-- WHAT YOU HAVE TO DO --
Every line from the one containing "Decode this image" to the final line of the material below must be reproduced exactly; leave out all other lines.

-- BEGIN RECORDS FOR THE TASK --

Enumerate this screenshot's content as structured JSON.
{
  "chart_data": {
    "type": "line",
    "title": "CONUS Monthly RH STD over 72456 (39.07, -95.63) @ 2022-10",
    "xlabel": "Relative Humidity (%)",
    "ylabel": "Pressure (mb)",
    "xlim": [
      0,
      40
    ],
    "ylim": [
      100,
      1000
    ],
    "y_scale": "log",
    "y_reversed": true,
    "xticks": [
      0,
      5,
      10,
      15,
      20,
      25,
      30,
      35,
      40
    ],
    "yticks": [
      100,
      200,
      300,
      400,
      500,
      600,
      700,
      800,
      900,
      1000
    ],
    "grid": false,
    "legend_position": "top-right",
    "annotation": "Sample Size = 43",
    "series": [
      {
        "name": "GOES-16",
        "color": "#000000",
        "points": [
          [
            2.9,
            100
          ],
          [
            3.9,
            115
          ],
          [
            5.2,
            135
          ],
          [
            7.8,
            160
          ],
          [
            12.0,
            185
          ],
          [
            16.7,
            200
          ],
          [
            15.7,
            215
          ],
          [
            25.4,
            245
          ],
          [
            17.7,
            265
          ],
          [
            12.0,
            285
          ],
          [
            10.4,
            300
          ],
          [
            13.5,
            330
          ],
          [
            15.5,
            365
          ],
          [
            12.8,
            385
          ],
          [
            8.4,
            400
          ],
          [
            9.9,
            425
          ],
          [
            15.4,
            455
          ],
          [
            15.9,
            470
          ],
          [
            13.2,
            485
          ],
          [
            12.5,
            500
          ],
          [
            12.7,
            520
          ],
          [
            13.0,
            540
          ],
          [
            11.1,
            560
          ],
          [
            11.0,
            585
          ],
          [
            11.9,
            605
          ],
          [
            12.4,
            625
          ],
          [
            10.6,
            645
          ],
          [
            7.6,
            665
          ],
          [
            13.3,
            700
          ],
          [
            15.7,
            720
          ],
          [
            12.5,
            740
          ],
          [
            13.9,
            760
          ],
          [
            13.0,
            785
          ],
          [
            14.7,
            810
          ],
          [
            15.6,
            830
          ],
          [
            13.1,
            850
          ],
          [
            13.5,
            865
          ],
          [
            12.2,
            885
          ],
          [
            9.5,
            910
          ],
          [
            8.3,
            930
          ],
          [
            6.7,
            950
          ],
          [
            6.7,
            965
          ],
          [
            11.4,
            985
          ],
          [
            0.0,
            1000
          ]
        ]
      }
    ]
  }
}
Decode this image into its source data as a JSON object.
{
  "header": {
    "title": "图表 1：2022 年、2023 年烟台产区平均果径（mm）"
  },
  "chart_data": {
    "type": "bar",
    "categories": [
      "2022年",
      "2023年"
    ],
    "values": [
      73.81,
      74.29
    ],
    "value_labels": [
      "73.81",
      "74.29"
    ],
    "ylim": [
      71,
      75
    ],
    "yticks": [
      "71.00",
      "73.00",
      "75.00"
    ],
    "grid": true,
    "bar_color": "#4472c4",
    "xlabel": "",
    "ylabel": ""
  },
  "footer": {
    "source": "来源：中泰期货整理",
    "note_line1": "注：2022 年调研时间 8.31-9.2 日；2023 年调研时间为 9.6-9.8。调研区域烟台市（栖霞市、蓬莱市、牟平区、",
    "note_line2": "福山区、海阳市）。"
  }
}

-- END RECORDS FOR THE TASK --

-- TASK SOLUTION --
Decode this image into its source data as a JSON object.
{
  "header": {
    "title": "图表 1：2022 年、2023 年烟台产区平均果径（mm）"
  },
  "chart_data": {
    "type": "bar",
    "categories": [
      "2022年",
      "2023年"
    ],
    "values": [
      73.81,
      74.29
    ],
    "value_labels": [
      "73.81",
      "74.29"
    ],
    "ylim": [
      71,
      75
    ],
    "yticks": [
      "71.00",
      "73.00",
      "75.00"
    ],
    "grid": true,
    "bar_color": "#4472c4",
    "xlabel": "",
    "ylabel": ""
  },
  "footer": {
    "source": "来源：中泰期货整理",
    "note_line1": "注：2022 年调研时间 8.31-9.2 日；2023 年调研时间为 9.6-9.8。调研区域烟台市（栖霞市、蓬莱市、牟平区、",
    "note_line2": "福山区、海阳市）。"
  }
}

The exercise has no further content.